[Records contained in a dataset]
++++++++++

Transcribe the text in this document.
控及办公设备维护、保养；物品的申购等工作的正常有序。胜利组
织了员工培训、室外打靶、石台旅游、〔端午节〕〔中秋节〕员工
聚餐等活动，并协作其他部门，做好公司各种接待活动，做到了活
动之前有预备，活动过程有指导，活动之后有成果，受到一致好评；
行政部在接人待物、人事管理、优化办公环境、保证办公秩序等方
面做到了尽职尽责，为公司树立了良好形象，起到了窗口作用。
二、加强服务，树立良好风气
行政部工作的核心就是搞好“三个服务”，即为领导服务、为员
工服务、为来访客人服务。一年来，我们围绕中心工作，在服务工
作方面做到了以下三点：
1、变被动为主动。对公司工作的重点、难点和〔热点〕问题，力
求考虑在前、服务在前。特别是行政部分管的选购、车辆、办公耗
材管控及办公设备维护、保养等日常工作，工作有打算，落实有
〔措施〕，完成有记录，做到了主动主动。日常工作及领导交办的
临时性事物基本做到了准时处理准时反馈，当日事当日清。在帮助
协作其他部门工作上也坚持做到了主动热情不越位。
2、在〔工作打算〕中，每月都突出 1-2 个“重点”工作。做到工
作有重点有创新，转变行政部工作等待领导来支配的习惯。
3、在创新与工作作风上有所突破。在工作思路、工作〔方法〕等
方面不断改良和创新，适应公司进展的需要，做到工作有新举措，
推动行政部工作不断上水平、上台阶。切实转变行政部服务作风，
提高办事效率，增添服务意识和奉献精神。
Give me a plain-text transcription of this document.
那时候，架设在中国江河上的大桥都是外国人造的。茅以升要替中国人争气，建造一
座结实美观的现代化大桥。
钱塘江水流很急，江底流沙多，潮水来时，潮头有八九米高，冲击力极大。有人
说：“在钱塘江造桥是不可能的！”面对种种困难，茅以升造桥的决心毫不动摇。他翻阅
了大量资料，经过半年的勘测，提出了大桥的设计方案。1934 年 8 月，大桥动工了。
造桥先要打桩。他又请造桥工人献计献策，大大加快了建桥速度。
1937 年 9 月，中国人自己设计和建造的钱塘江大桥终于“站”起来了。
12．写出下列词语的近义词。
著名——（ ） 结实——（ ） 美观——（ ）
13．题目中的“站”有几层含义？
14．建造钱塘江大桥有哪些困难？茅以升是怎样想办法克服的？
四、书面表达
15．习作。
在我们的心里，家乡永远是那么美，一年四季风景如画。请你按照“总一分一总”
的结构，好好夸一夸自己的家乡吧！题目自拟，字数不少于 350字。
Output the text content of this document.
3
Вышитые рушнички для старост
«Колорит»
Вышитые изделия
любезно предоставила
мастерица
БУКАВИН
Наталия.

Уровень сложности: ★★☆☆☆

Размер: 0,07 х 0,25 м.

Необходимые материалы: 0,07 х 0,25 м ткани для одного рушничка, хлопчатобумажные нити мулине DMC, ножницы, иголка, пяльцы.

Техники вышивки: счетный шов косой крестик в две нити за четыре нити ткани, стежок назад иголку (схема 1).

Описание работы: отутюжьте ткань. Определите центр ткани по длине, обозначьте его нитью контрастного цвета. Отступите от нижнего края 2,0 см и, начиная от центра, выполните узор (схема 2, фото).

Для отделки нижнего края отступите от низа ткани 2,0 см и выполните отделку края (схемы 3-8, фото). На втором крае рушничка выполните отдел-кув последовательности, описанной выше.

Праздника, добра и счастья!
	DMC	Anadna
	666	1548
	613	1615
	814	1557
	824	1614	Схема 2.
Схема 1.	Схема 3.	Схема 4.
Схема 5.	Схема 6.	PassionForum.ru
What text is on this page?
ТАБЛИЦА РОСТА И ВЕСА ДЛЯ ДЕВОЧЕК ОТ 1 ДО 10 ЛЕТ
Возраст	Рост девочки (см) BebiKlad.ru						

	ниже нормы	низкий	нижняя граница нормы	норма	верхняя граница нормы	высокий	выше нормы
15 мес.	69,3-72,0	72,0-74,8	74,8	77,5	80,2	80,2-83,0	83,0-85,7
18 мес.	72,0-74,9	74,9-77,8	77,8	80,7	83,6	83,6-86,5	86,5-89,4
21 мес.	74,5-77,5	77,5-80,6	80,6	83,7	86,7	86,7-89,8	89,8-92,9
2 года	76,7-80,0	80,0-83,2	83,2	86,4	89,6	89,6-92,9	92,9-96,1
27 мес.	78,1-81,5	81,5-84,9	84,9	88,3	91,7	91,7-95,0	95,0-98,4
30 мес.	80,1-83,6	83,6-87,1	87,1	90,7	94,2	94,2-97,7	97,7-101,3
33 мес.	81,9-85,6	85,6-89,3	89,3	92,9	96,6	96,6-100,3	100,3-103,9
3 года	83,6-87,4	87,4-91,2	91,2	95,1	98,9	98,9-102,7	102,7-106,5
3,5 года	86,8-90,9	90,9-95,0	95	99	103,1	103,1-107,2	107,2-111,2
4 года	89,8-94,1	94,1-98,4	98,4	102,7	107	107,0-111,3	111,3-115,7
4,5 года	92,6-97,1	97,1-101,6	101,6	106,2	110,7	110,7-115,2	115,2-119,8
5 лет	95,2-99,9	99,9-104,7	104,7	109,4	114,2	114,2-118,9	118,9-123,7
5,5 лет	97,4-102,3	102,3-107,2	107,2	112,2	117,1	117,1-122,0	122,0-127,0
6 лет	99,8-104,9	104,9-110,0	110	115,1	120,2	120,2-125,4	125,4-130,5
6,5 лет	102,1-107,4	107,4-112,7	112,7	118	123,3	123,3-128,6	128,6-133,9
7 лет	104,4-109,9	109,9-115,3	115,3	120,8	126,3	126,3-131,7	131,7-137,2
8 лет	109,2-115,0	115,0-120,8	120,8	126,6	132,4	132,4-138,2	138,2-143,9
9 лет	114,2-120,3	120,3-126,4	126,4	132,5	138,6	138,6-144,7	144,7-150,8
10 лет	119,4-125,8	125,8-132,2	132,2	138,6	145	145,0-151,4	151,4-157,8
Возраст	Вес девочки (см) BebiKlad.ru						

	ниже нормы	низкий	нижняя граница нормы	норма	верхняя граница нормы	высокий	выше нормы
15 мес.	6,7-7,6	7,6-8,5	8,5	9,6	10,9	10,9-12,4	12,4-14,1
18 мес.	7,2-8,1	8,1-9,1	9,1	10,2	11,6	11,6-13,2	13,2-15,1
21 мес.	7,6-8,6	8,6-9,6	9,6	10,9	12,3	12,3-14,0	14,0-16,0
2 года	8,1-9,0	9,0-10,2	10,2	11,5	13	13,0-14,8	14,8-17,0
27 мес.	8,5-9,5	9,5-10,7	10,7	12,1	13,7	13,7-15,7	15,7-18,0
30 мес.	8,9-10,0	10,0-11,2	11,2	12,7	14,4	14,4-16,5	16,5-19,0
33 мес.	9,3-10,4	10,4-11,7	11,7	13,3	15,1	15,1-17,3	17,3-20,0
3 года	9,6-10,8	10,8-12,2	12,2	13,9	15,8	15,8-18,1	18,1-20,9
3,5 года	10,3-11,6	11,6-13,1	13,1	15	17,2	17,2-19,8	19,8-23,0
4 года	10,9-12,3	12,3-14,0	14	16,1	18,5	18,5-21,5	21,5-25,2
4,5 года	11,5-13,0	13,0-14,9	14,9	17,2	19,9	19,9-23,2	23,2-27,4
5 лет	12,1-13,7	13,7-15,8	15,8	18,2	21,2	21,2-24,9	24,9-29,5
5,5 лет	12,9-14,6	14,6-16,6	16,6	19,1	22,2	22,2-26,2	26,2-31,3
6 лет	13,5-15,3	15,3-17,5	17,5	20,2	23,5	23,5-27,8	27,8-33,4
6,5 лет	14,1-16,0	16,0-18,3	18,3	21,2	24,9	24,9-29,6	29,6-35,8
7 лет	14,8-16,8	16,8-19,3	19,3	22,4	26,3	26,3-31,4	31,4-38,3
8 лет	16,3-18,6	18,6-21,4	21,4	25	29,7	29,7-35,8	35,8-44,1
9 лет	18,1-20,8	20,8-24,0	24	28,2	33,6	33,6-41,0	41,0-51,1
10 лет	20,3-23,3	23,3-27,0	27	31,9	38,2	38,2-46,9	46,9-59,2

++++++++++

◆ **AIM**
Isolate each line of the listing above that includes "Вышитые". Copy it.

◆ **FINAL RESULT**
Вышитые рушнички для старост
Вышитые изделия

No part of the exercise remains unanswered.